**Directives:**
a. In the article on generic products, what market share have generics reached in the product categories where they are available?
b. Please reproduce the part of the records that opens with their first line and closes with the line containing "text-line: 有效； xyxy=(189,1062,295,1096)", including both ends and nothing else.

Advances in Consumer Research Volume 8, 1981 Pages 166-169
THE EFFECT OF GENERIC PRODUCTS ON CONSUMER PERCEPTIONS AND BRAND CHOICE
John J. Wheatley, University of Washington
[The author wishes to thank his colleagues, especially K. Pectic, D. MacLachlan, R. Yalch and J. Chiu, for their helpful comments on an earlier draft of this paper.]
Consumer perceptions of the quality of national and private brands are apparently altered when generics are introduced in at least some product categories. National brands sales could be hurt by the improved quality image of private brands while the private brands could be adversely affected because generics offer even greater price savings to price conscious buyers.
Generic food products were first introduced into supermarkets in the United States in 1977. They are now offered to consumers in thousands of food stores and many consumers seem to have been willing to try them. They have garnered a significant 11% market share in product categories in which they are available, suggesting that many consumers are satisfied with the quality of at least some generics (Yao 1979).
While the impact of generics on both manufacturers of "national" brands and retailers or "private" brands has been acknowledged and there has been a substantial amount of discussion and publicity given this now not-so-new development in the trade press, there has been very little attention paid to this significant change in consumer behavior by academicians. Sarel and Sewall (1980) point out what does exist "provides a mostly descriptive perspective of current position and trends." The study by Murphy and Laczniak (1979) is typical. It consisted of a telephone survey of supermarket shoppers dealing with their opinions and behavior with respect to generics. Frequency of purchase, what the respondents reported they had been buying prior to purchasing generics and future buying plans were the sorts of issues examined. Strand, Harris and Hernandez (1979) using personal interviews with shoppers in a supermarket chain determined the proportion buying generics, their income levels, the reasons given for purchase or non-purchase and shopper perceptions of the quality of generics.
No research has been reported to date dealing with consumer perceptions of specific generic products or with explaining the effect on consumers' choice behavior of introducing generics into the marketplace. The purpose of this paper is to explore these two issues.
PRAGMATIC AND THEORETICAL CONSIDERATIONS
The generic food products that are being offered to consumers ail have certain characteristics in common. They are without brand names, in very plain packages with simple labels and usually sold at prices below both the national and private brands with which they compete. The price differential is typically on the order of 10%-35% below the national brands, and 10%-20% below the private brands, but sometimes it may be as much as 65% below manufacturer's brands (Strang, et al. 1979). Occasionally, however, when national and/or private brands are on sale they may be priced below generics.

**Items:**

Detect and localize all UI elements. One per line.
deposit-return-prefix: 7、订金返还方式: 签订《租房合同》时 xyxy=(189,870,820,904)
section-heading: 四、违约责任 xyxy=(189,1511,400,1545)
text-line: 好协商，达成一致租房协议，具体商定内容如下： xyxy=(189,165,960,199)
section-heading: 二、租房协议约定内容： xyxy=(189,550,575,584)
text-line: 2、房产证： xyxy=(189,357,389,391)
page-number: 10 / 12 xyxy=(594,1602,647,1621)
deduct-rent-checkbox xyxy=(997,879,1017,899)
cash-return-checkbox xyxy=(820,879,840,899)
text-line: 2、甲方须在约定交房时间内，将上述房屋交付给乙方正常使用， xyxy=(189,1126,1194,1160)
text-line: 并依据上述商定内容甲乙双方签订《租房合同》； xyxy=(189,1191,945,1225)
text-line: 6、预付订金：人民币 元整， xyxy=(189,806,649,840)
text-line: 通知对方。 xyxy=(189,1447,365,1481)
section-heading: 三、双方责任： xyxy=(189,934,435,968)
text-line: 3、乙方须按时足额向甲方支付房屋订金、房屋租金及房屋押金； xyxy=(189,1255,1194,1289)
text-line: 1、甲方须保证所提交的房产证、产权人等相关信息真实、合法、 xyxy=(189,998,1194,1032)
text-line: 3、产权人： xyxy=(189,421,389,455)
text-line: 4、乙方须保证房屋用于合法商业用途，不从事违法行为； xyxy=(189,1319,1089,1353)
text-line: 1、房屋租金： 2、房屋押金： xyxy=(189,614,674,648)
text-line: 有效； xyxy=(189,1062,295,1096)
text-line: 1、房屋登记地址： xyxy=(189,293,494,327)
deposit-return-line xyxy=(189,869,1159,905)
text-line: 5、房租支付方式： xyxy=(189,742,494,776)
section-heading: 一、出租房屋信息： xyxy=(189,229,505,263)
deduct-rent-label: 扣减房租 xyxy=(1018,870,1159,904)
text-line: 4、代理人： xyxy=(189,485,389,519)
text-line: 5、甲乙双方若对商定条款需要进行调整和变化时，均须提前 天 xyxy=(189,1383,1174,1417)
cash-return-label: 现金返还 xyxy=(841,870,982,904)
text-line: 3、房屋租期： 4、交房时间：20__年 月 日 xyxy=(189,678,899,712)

**Outputs for the tasks:**
a. An 11% market share.

b.
Detect and localize all UI elements. One per line.
deposit-return-prefix: 7、订金返还方式: 签订《租房合同》时 xyxy=(189,870,820,904)
section-heading: 四、违约责任 xyxy=(189,1511,400,1545)
text-line: 好协商，达成一致租房协议，具体商定内容如下： xyxy=(189,165,960,199)
section-heading: 二、租房协议约定内容： xyxy=(189,550,575,584)
text-line: 2、房产证： xyxy=(189,357,389,391)
page-number: 10 / 12 xyxy=(594,1602,647,1621)
deduct-rent-checkbox xyxy=(997,879,1017,899)
cash-return-checkbox xyxy=(820,879,840,899)
text-line: 2、甲方须在约定交房时间内，将上述房屋交付给乙方正常使用， xyxy=(189,1126,1194,1160)
text-line: 并依据上述商定内容甲乙双方签订《租房合同》； xyxy=(189,1191,945,1225)
text-line: 6、预付订金：人民币 元整， xyxy=(189,806,649,840)
text-line: 通知对方。 xyxy=(189,1447,365,1481)
section-heading: 三、双方责任： xyxy=(189,934,435,968)
text-line: 3、乙方须按时足额向甲方支付房屋订金、房屋租金及房屋押金； xyxy=(189,1255,1194,1289)
text-line: 1、甲方须保证所提交的房产证、产权人等相关信息真实、合法、 xyxy=(189,998,1194,1032)
text-line: 3、产权人： xyxy=(189,421,389,455)
text-line: 4、乙方须保证房屋用于合法商业用途，不从事违法行为； xyxy=(189,1319,1089,1353)
text-line: 1、房屋租金： 2、房屋押金： xyxy=(189,614,674,648)
text-line: 有效； xyxy=(189,1062,295,1096)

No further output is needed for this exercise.